# [Given records]
——————————

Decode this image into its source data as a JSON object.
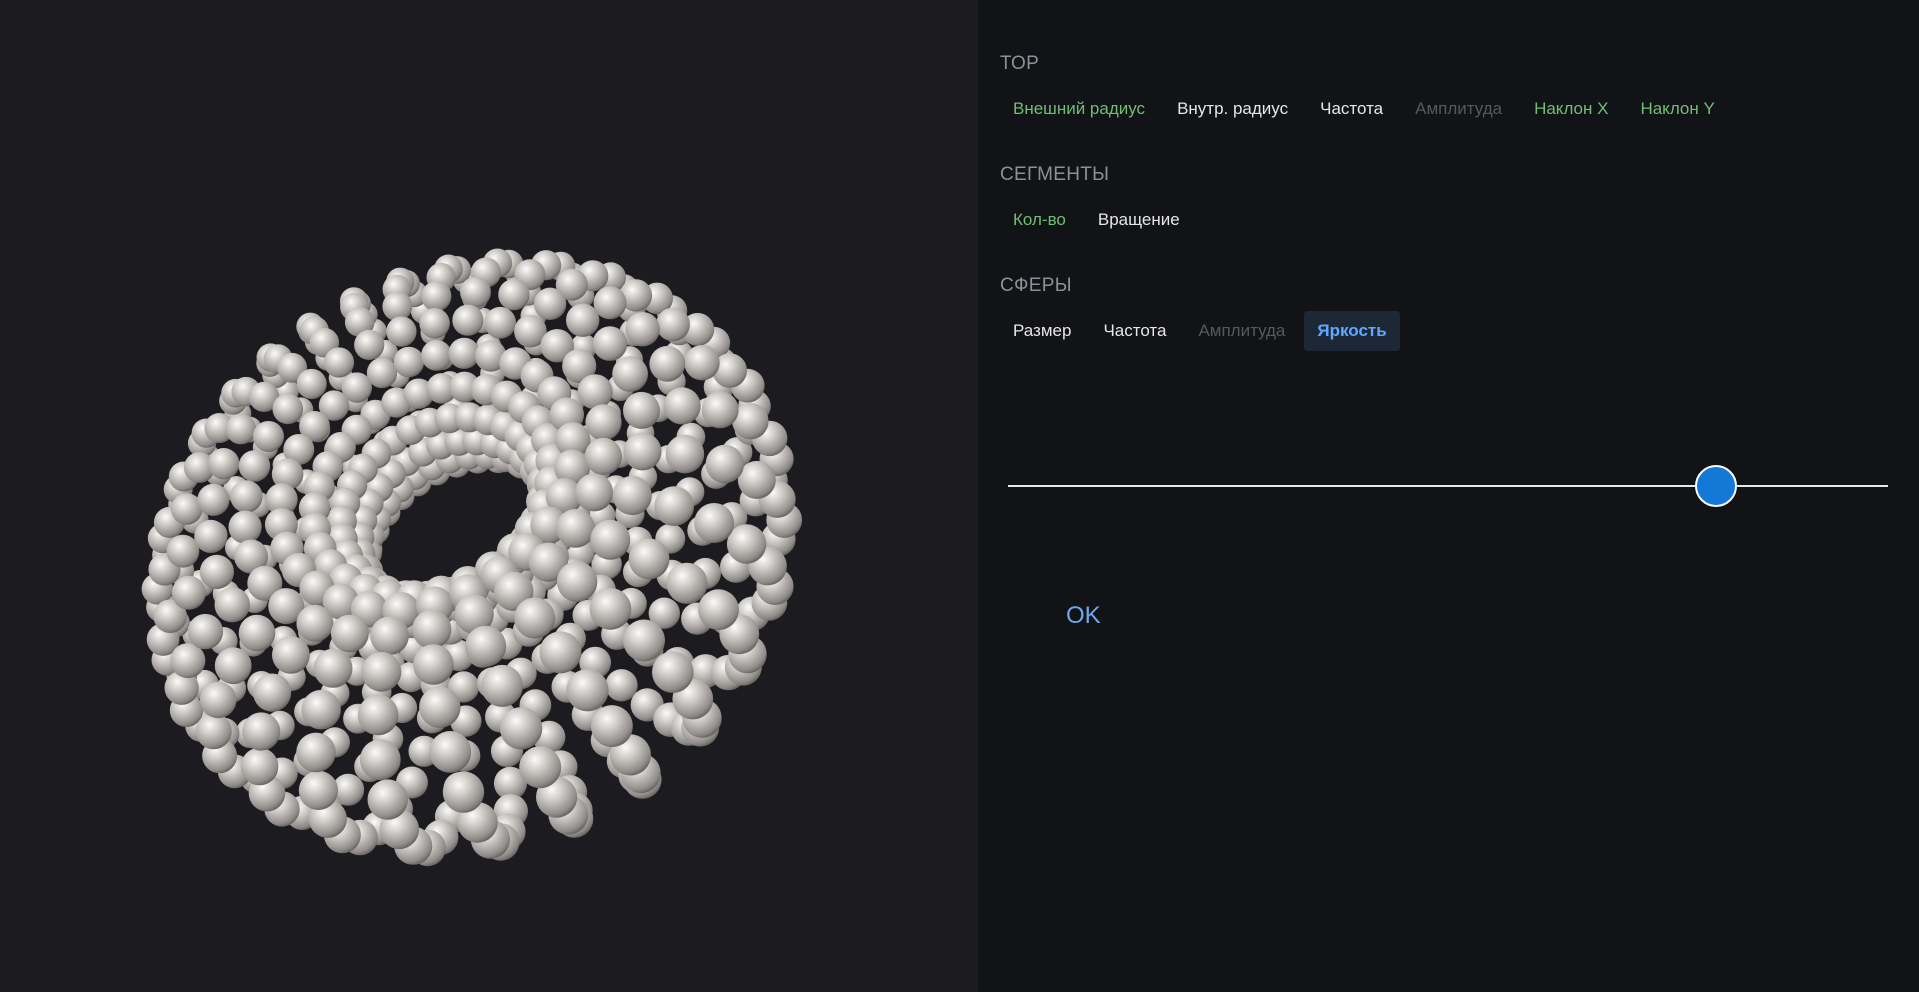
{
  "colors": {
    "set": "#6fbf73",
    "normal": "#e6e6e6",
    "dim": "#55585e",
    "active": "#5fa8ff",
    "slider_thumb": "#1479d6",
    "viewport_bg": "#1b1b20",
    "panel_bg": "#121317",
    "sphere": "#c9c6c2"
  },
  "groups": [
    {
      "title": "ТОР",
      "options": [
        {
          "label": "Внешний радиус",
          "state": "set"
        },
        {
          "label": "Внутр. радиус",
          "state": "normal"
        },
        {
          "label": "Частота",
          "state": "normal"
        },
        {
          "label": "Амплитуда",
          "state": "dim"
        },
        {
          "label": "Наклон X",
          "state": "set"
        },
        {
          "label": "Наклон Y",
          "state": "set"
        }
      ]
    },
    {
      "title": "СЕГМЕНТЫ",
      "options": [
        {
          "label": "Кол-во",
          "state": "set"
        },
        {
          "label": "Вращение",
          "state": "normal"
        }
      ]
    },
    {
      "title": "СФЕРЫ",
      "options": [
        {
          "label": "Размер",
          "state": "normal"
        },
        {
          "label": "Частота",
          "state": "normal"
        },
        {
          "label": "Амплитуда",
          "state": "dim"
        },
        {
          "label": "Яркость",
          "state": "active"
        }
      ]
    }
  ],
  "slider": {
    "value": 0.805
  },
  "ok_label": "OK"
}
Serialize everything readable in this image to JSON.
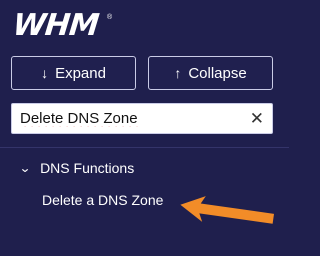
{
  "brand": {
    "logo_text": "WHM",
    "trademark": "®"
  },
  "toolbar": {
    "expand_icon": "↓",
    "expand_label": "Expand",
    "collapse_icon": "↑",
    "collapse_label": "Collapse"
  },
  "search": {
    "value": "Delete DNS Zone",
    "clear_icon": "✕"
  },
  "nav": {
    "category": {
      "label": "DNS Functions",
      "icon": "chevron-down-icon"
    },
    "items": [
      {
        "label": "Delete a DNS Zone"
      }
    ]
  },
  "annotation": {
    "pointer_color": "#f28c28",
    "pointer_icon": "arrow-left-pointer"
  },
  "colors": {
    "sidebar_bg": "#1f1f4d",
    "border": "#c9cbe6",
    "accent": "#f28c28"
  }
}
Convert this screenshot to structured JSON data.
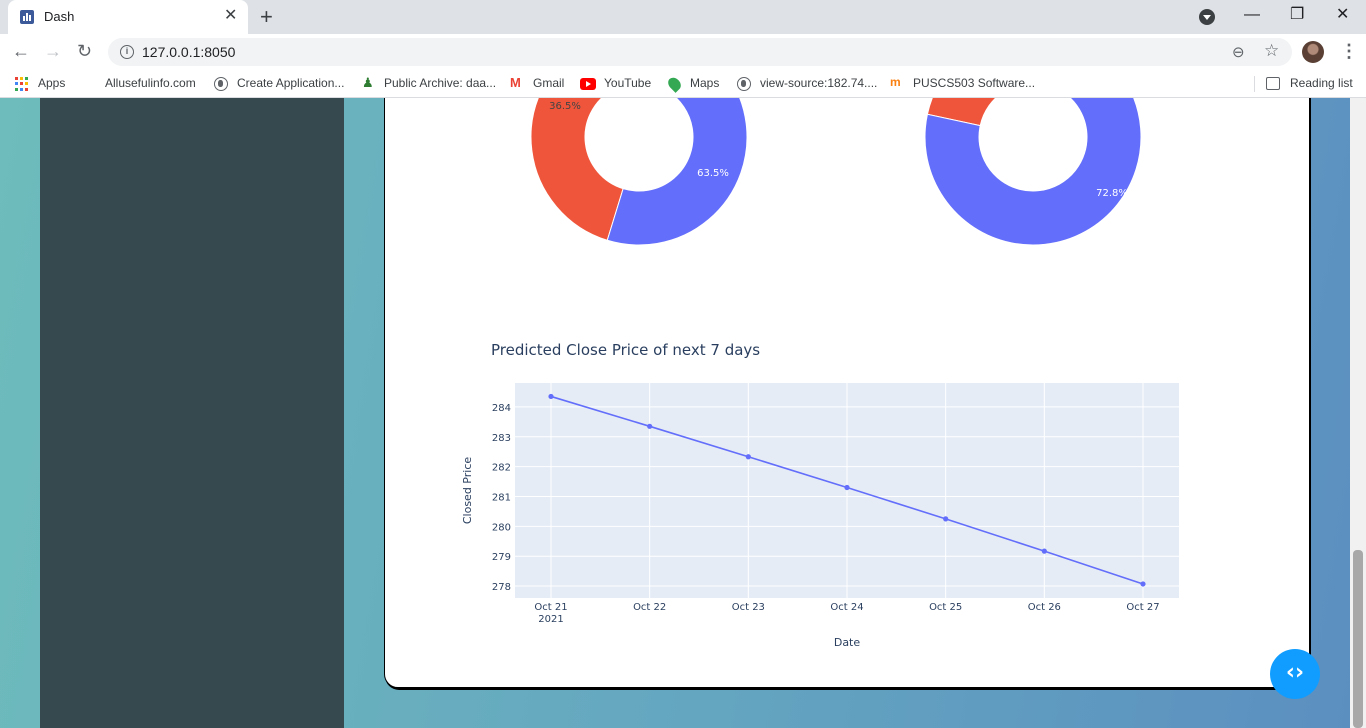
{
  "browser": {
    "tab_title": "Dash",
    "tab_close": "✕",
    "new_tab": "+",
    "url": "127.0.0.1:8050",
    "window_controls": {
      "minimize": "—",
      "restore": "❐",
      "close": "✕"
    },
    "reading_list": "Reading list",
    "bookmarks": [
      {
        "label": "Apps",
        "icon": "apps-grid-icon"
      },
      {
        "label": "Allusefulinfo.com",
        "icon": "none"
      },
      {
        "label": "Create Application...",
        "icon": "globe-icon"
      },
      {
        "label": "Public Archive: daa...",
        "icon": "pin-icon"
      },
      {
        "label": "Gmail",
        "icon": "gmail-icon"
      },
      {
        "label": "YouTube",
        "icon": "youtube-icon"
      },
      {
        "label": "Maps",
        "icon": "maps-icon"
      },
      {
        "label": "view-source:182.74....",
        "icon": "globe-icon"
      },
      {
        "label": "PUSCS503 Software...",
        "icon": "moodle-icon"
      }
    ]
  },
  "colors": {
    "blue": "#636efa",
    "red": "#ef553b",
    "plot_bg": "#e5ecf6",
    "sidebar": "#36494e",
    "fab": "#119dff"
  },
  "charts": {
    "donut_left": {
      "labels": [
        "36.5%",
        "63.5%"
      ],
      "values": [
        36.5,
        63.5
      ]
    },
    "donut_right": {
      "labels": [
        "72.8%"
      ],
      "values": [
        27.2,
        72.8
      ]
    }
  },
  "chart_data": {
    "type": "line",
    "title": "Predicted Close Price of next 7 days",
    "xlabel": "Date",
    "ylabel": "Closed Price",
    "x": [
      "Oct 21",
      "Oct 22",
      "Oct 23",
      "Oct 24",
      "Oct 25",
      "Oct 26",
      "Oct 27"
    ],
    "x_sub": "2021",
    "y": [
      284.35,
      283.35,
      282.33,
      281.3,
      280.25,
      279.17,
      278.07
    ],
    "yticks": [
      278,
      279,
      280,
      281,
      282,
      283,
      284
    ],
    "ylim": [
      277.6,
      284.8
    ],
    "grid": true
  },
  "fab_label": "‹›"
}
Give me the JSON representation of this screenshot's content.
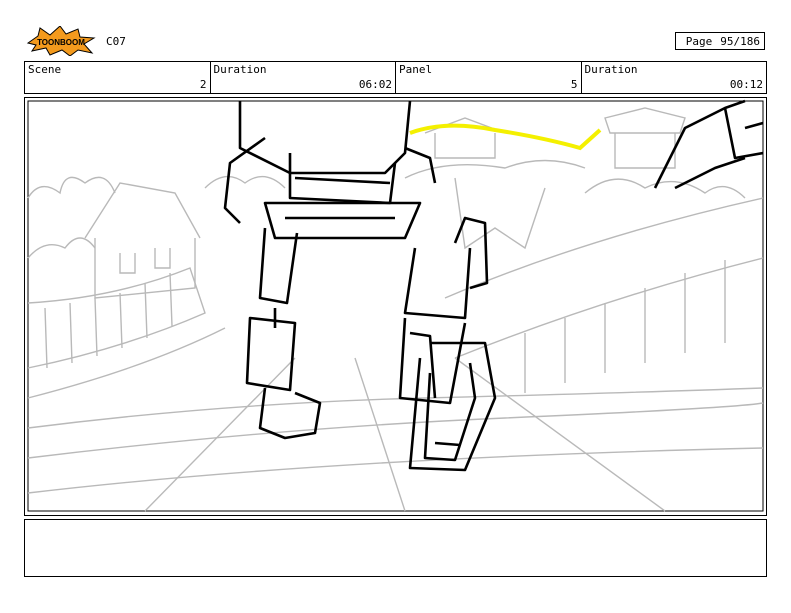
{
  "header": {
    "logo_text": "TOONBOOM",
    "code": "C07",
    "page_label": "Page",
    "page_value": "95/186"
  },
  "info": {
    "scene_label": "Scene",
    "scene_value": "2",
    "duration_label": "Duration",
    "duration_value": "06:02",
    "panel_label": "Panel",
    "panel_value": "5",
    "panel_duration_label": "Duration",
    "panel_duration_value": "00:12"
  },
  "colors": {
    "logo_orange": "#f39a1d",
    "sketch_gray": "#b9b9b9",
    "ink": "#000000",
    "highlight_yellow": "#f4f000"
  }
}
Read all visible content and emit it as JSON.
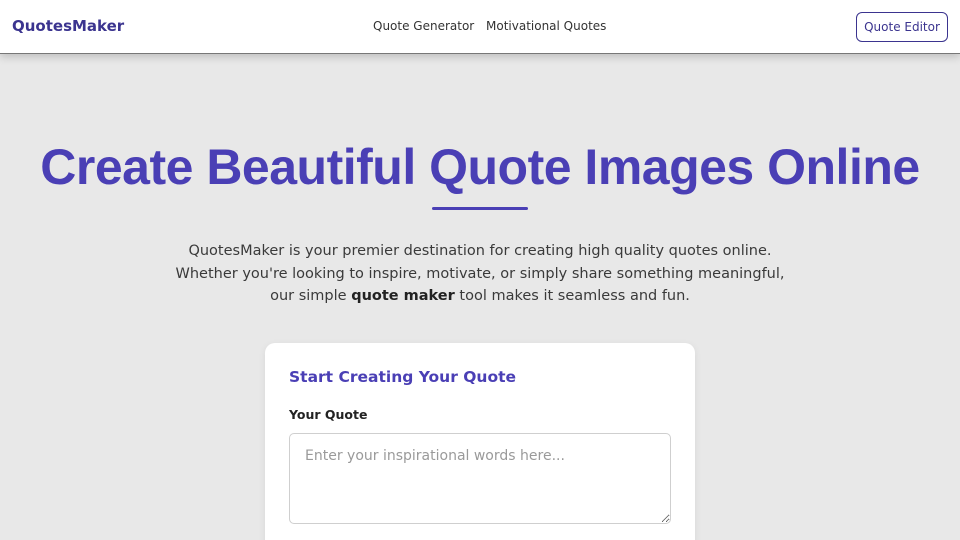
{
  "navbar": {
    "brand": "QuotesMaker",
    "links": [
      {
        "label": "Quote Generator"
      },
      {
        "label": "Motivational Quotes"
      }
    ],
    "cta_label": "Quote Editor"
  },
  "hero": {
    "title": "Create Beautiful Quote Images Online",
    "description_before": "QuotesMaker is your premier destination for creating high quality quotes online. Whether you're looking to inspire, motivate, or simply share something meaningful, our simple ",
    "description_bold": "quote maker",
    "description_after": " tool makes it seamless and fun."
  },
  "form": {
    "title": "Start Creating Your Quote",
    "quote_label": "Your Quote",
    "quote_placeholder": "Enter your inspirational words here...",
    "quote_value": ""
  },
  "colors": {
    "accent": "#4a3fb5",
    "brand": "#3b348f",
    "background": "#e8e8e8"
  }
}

——————————

# [What you need to do]
Output all of the data exactly as it stands, minus any images.

# [Answer for this exercise]
Decode this image into its source data as a JSON object.
{
  "colors": {
    "set": "#6fbf73",
    "normal": "#e6e6e6",
    "dim": "#55585e",
    "active": "#5fa8ff",
    "slider_thumb": "#1479d6",
    "viewport_bg": "#1b1b20",
    "panel_bg": "#121317",
    "sphere": "#c9c6c2"
  },
  "groups": [
    {
      "title": "ТОР",
      "options": [
        {
          "label": "Внешний радиус",
          "state": "set"
        },
        {
          "label": "Внутр. радиус",
          "state": "normal"
        },
        {
          "label": "Частота",
          "state": "normal"
        },
        {
          "label": "Амплитуда",
          "state": "dim"
        },
        {
          "label": "Наклон X",
          "state": "set"
        },
        {
          "label": "Наклон Y",
          "state": "set"
        }
      ]
    },
    {
      "title": "СЕГМЕНТЫ",
      "options": [
        {
          "label": "Кол-во",
          "state": "set"
        },
        {
          "label": "Вращение",
          "state": "normal"
        }
      ]
    },
    {
      "title": "СФЕРЫ",
      "options": [
        {
          "label": "Размер",
          "state": "normal"
        },
        {
          "label": "Частота",
          "state": "normal"
        },
        {
          "label": "Амплитуда",
          "state": "dim"
        },
        {
          "label": "Яркость",
          "state": "active"
        }
      ]
    }
  ],
  "slider": {
    "value": 0.805
  },
  "ok_label": "OK"
}
Serialize everything readable in this image to JSON.
{
  "brand": {
    "logo_text": "WHM",
    "trademark": "®"
  },
  "toolbar": {
    "expand_icon": "↓",
    "expand_label": "Expand",
    "collapse_icon": "↑",
    "collapse_label": "Collapse"
  },
  "search": {
    "value": "Delete DNS Zone",
    "clear_icon": "✕"
  },
  "nav": {
    "category": {
      "label": "DNS Functions",
      "icon": "chevron-down-icon"
    },
    "items": [
      {
        "label": "Delete a DNS Zone"
      }
    ]
  },
  "annotation": {
    "pointer_color": "#f28c28",
    "pointer_icon": "arrow-left-pointer"
  },
  "colors": {
    "sidebar_bg": "#1f1f4d",
    "border": "#c9cbe6",
    "accent": "#f28c28"
  }
}
Convert this screenshot to structured JSON data.
{
  "browser": {
    "tab_title": "Dash",
    "tab_close": "✕",
    "new_tab": "+",
    "url": "127.0.0.1:8050",
    "window_controls": {
      "minimize": "—",
      "restore": "❐",
      "close": "✕"
    },
    "reading_list": "Reading list",
    "bookmarks": [
      {
        "label": "Apps",
        "icon": "apps-grid-icon"
      },
      {
        "label": "Allusefulinfo.com",
        "icon": "none"
      },
      {
        "label": "Create Application...",
        "icon": "globe-icon"
      },
      {
        "label": "Public Archive: daa...",
        "icon": "pin-icon"
      },
      {
        "label": "Gmail",
        "icon": "gmail-icon"
      },
      {
        "label": "YouTube",
        "icon": "youtube-icon"
      },
      {
        "label": "Maps",
        "icon": "maps-icon"
      },
      {
        "label": "view-source:182.74....",
        "icon": "globe-icon"
      },
      {
        "label": "PUSCS503 Software...",
        "icon": "moodle-icon"
      }
    ]
  },
  "colors": {
    "blue": "#636efa",
    "red": "#ef553b",
    "plot_bg": "#e5ecf6",
    "sidebar": "#36494e",
    "fab": "#119dff"
  },
  "charts": {
    "donut_left": {
      "labels": [
        "36.5%",
        "63.5%"
      ],
      "values": [
        36.5,
        63.5
      ]
    },
    "donut_right": {
      "labels": [
        "72.8%"
      ],
      "values": [
        27.2,
        72.8
      ]
    }
  },
  "chart_data": {
    "type": "line",
    "title": "Predicted Close Price of next 7 days",
    "xlabel": "Date",
    "ylabel": "Closed Price",
    "x": [
      "Oct 21",
      "Oct 22",
      "Oct 23",
      "Oct 24",
      "Oct 25",
      "Oct 26",
      "Oct 27"
    ],
    "x_sub": "2021",
    "y": [
      284.35,
      283.35,
      282.33,
      281.3,
      280.25,
      279.17,
      278.07
    ],
    "yticks": [
      278,
      279,
      280,
      281,
      282,
      283,
      284
    ],
    "ylim": [
      277.6,
      284.8
    ],
    "grid": true
  },
  "fab_label": "‹›"
}
Give me the JSON representation of this screenshot's content.
{
  "header": {
    "logo_text": "TOONBOOM",
    "code": "C07",
    "page_label": "Page",
    "page_value": "95/186"
  },
  "info": {
    "scene_label": "Scene",
    "scene_value": "2",
    "duration_label": "Duration",
    "duration_value": "06:02",
    "panel_label": "Panel",
    "panel_value": "5",
    "panel_duration_label": "Duration",
    "panel_duration_value": "00:12"
  },
  "colors": {
    "logo_orange": "#f39a1d",
    "sketch_gray": "#b9b9b9",
    "ink": "#000000",
    "highlight_yellow": "#f4f000"
  }
}
Read all visible content and emit it as JSON.
{
  "navbar": {
    "brand": "QuotesMaker",
    "links": [
      {
        "label": "Quote Generator"
      },
      {
        "label": "Motivational Quotes"
      }
    ],
    "cta_label": "Quote Editor"
  },
  "hero": {
    "title": "Create Beautiful Quote Images Online",
    "description_before": "QuotesMaker is your premier destination for creating high quality quotes online. Whether you're looking to inspire, motivate, or simply share something meaningful, our simple ",
    "description_bold": "quote maker",
    "description_after": " tool makes it seamless and fun."
  },
  "form": {
    "title": "Start Creating Your Quote",
    "quote_label": "Your Quote",
    "quote_placeholder": "Enter your inspirational words here...",
    "quote_value": ""
  },
  "colors": {
    "accent": "#4a3fb5",
    "brand": "#3b348f",
    "background": "#e8e8e8"
  }
}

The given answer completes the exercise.